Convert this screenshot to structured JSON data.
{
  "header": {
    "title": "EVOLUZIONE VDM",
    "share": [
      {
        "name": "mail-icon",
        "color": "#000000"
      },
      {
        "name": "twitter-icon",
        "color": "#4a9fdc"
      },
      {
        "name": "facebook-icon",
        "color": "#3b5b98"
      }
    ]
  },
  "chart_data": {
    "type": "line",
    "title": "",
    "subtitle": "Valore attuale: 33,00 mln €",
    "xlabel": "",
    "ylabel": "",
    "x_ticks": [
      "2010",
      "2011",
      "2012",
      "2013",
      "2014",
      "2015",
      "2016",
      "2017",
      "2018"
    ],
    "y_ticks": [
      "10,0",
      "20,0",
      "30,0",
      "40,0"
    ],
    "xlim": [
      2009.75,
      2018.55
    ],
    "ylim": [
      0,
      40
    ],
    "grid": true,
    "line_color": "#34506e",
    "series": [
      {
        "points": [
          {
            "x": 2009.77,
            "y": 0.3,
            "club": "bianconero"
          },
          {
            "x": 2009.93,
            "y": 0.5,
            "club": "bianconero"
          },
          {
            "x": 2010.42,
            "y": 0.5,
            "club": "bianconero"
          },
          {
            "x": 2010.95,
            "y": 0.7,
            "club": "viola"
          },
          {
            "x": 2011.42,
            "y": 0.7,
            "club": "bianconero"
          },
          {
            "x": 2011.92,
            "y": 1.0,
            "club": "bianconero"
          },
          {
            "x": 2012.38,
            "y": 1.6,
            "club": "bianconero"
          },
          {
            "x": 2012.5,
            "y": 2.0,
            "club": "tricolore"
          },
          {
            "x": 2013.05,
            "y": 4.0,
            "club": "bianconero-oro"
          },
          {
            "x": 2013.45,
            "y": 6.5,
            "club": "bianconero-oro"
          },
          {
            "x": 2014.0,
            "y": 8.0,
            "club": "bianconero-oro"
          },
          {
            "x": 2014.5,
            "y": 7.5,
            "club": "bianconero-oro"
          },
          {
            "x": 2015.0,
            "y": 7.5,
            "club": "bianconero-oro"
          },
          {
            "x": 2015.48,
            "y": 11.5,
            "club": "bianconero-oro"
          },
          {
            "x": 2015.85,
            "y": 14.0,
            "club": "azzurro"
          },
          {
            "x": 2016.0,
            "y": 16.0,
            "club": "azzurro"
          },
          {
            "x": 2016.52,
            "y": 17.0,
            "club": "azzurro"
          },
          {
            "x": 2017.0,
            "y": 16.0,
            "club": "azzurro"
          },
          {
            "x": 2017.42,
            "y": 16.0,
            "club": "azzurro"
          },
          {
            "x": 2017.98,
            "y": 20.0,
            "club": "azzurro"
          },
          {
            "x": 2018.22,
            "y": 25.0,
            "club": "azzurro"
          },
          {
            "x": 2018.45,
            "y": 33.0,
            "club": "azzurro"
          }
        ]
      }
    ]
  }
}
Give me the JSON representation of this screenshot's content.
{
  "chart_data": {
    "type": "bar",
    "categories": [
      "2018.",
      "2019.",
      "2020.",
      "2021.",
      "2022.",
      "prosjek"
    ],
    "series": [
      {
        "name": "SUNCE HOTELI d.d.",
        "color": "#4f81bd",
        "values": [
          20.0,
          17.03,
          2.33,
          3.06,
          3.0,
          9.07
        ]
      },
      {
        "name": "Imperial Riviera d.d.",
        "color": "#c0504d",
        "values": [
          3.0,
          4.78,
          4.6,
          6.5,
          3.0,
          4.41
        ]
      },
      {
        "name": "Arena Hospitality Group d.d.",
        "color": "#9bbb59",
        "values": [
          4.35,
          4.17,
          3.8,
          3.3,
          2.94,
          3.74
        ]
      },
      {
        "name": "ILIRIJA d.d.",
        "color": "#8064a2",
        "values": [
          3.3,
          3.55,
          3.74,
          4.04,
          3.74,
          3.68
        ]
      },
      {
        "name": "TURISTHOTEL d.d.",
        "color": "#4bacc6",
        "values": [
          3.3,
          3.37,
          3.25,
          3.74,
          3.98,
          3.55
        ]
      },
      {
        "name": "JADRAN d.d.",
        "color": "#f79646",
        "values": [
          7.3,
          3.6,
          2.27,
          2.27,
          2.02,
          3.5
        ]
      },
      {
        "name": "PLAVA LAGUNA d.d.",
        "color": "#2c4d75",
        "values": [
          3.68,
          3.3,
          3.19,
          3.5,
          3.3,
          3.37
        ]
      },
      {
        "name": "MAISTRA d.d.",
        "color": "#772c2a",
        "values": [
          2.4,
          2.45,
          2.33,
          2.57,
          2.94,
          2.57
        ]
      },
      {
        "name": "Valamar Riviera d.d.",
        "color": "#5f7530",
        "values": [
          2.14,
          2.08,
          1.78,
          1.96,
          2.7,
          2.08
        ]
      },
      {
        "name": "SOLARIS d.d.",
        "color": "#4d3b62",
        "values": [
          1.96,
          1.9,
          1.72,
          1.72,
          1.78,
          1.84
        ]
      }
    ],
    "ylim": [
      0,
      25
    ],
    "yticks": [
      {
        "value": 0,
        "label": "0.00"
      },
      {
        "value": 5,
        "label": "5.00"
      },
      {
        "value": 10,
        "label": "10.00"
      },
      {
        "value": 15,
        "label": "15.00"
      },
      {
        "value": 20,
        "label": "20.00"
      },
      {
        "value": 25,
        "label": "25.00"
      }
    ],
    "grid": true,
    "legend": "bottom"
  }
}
──────
● **Task brief**:
Scan the listing above and identify each line holding the string "Riviera"; copy every such line.

● **Worked answer**:
        "name": "Imperial Riviera d.d.",
        "name": "Valamar Riviera d.d.",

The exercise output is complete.